• **Input material**:
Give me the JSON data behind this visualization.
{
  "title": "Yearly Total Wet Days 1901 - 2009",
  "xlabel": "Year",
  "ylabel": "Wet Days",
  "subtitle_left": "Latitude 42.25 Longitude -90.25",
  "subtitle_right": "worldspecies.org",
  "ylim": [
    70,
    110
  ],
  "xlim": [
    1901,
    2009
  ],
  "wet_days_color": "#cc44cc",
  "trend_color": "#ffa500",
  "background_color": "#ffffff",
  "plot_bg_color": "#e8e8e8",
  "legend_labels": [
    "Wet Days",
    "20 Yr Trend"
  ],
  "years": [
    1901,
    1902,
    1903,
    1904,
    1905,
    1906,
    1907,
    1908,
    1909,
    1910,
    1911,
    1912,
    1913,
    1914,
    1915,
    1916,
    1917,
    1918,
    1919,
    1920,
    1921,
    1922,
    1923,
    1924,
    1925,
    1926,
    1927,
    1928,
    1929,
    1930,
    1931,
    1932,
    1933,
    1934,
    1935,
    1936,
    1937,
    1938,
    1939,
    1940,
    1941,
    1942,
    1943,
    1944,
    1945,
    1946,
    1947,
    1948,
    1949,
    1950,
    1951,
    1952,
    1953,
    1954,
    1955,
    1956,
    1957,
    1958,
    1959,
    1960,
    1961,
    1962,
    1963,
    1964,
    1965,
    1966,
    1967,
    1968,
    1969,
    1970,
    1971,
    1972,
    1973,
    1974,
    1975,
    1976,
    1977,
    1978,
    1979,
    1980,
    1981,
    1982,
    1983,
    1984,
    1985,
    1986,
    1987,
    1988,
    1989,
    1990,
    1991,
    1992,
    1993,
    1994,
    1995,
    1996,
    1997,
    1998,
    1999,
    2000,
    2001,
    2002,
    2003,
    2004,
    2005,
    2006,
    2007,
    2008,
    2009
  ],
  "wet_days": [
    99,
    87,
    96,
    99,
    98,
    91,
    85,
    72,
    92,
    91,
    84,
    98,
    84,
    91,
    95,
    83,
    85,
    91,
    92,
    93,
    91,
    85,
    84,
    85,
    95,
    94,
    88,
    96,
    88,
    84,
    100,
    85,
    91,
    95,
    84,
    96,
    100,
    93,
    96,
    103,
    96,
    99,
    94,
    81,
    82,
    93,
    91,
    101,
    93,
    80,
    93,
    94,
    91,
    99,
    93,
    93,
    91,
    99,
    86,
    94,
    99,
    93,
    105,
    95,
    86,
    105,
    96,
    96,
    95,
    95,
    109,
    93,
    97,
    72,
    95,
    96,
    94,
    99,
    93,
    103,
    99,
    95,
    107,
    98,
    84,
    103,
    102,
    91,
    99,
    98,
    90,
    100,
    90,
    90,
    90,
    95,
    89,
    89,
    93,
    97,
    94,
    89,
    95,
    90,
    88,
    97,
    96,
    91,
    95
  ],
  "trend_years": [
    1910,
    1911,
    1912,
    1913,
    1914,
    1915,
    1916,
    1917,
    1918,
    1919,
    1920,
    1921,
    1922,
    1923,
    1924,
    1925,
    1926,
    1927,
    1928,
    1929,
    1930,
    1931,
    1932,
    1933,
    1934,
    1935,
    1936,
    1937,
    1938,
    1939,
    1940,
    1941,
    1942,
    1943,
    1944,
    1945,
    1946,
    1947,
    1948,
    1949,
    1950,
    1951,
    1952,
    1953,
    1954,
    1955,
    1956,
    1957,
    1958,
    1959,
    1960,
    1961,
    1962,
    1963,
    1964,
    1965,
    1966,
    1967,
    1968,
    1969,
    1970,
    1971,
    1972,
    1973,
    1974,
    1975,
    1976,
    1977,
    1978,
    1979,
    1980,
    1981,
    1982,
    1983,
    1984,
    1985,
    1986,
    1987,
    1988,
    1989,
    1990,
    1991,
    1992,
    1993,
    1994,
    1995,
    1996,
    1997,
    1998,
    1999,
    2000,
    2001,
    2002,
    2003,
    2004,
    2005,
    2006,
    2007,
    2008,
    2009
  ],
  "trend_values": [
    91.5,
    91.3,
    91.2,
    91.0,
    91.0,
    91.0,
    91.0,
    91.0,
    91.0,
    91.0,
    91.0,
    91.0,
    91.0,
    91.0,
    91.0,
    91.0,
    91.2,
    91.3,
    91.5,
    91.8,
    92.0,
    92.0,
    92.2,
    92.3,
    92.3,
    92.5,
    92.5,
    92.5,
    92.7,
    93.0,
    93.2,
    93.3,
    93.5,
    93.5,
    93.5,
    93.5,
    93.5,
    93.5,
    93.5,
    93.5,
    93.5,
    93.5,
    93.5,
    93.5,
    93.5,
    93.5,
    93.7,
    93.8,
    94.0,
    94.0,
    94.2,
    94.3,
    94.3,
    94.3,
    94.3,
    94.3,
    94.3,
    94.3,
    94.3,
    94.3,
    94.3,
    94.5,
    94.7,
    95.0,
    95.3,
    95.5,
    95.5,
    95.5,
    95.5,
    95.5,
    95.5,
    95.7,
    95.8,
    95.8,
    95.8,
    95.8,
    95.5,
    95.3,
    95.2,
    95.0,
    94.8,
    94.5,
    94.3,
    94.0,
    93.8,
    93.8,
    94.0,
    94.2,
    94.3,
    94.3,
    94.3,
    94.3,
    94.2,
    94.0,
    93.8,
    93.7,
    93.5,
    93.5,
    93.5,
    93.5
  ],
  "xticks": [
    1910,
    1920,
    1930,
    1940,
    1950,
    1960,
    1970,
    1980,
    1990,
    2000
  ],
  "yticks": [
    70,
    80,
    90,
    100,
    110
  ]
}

• **Objective**:
Give an exact copy of all the data shown above.

• **Final result**:
Give me the JSON data behind this visualization.
{
  "title": "Yearly Total Wet Days 1901 - 2009",
  "xlabel": "Year",
  "ylabel": "Wet Days",
  "subtitle_left": "Latitude 42.25 Longitude -90.25",
  "subtitle_right": "worldspecies.org",
  "ylim": [
    70,
    110
  ],
  "xlim": [
    1901,
    2009
  ],
  "wet_days_color": "#cc44cc",
  "trend_color": "#ffa500",
  "background_color": "#ffffff",
  "plot_bg_color": "#e8e8e8",
  "legend_labels": [
    "Wet Days",
    "20 Yr Trend"
  ],
  "years": [
    1901,
    1902,
    1903,
    1904,
    1905,
    1906,
    1907,
    1908,
    1909,
    1910,
    1911,
    1912,
    1913,
    1914,
    1915,
    1916,
    1917,
    1918,
    1919,
    1920,
    1921,
    1922,
    1923,
    1924,
    1925,
    1926,
    1927,
    1928,
    1929,
    1930,
    1931,
    1932,
    1933,
    1934,
    1935,
    1936,
    1937,
    1938,
    1939,
    1940,
    1941,
    1942,
    1943,
    1944,
    1945,
    1946,
    1947,
    1948,
    1949,
    1950,
    1951,
    1952,
    1953,
    1954,
    1955,
    1956,
    1957,
    1958,
    1959,
    1960,
    1961,
    1962,
    1963,
    1964,
    1965,
    1966,
    1967,
    1968,
    1969,
    1970,
    1971,
    1972,
    1973,
    1974,
    1975,
    1976,
    1977,
    1978,
    1979,
    1980,
    1981,
    1982,
    1983,
    1984,
    1985,
    1986,
    1987,
    1988,
    1989,
    1990,
    1991,
    1992,
    1993,
    1994,
    1995,
    1996,
    1997,
    1998,
    1999,
    2000,
    2001,
    2002,
    2003,
    2004,
    2005,
    2006,
    2007,
    2008,
    2009
  ],
  "wet_days": [
    99,
    87,
    96,
    99,
    98,
    91,
    85,
    72,
    92,
    91,
    84,
    98,
    84,
    91,
    95,
    83,
    85,
    91,
    92,
    93,
    91,
    85,
    84,
    85,
    95,
    94,
    88,
    96,
    88,
    84,
    100,
    85,
    91,
    95,
    84,
    96,
    100,
    93,
    96,
    103,
    96,
    99,
    94,
    81,
    82,
    93,
    91,
    101,
    93,
    80,
    93,
    94,
    91,
    99,
    93,
    93,
    91,
    99,
    86,
    94,
    99,
    93,
    105,
    95,
    86,
    105,
    96,
    96,
    95,
    95,
    109,
    93,
    97,
    72,
    95,
    96,
    94,
    99,
    93,
    103,
    99,
    95,
    107,
    98,
    84,
    103,
    102,
    91,
    99,
    98,
    90,
    100,
    90,
    90,
    90,
    95,
    89,
    89,
    93,
    97,
    94,
    89,
    95,
    90,
    88,
    97,
    96,
    91,
    95
  ],
  "trend_years": [
    1910,
    1911,
    1912,
    1913,
    1914,
    1915,
    1916,
    1917,
    1918,
    1919,
    1920,
    1921,
    1922,
    1923,
    1924,
    1925,
    1926,
    1927,
    1928,
    1929,
    1930,
    1931,
    1932,
    1933,
    1934,
    1935,
    1936,
    1937,
    1938,
    1939,
    1940,
    1941,
    1942,
    1943,
    1944,
    1945,
    1946,
    1947,
    1948,
    1949,
    1950,
    1951,
    1952,
    1953,
    1954,
    1955,
    1956,
    1957,
    1958,
    1959,
    1960,
    1961,
    1962,
    1963,
    1964,
    1965,
    1966,
    1967,
    1968,
    1969,
    1970,
    1971,
    1972,
    1973,
    1974,
    1975,
    1976,
    1977,
    1978,
    1979,
    1980,
    1981,
    1982,
    1983,
    1984,
    1985,
    1986,
    1987,
    1988,
    1989,
    1990,
    1991,
    1992,
    1993,
    1994,
    1995,
    1996,
    1997,
    1998,
    1999,
    2000,
    2001,
    2002,
    2003,
    2004,
    2005,
    2006,
    2007,
    2008,
    2009
  ],
  "trend_values": [
    91.5,
    91.3,
    91.2,
    91.0,
    91.0,
    91.0,
    91.0,
    91.0,
    91.0,
    91.0,
    91.0,
    91.0,
    91.0,
    91.0,
    91.0,
    91.0,
    91.2,
    91.3,
    91.5,
    91.8,
    92.0,
    92.0,
    92.2,
    92.3,
    92.3,
    92.5,
    92.5,
    92.5,
    92.7,
    93.0,
    93.2,
    93.3,
    93.5,
    93.5,
    93.5,
    93.5,
    93.5,
    93.5,
    93.5,
    93.5,
    93.5,
    93.5,
    93.5,
    93.5,
    93.5,
    93.5,
    93.7,
    93.8,
    94.0,
    94.0,
    94.2,
    94.3,
    94.3,
    94.3,
    94.3,
    94.3,
    94.3,
    94.3,
    94.3,
    94.3,
    94.3,
    94.5,
    94.7,
    95.0,
    95.3,
    95.5,
    95.5,
    95.5,
    95.5,
    95.5,
    95.5,
    95.7,
    95.8,
    95.8,
    95.8,
    95.8,
    95.5,
    95.3,
    95.2,
    95.0,
    94.8,
    94.5,
    94.3,
    94.0,
    93.8,
    93.8,
    94.0,
    94.2,
    94.3,
    94.3,
    94.3,
    94.3,
    94.2,
    94.0,
    93.8,
    93.7,
    93.5,
    93.5,
    93.5,
    93.5
  ],
  "xticks": [
    1910,
    1920,
    1930,
    1940,
    1950,
    1960,
    1970,
    1980,
    1990,
    2000
  ],
  "yticks": [
    70,
    80,
    90,
    100,
    110
  ]
}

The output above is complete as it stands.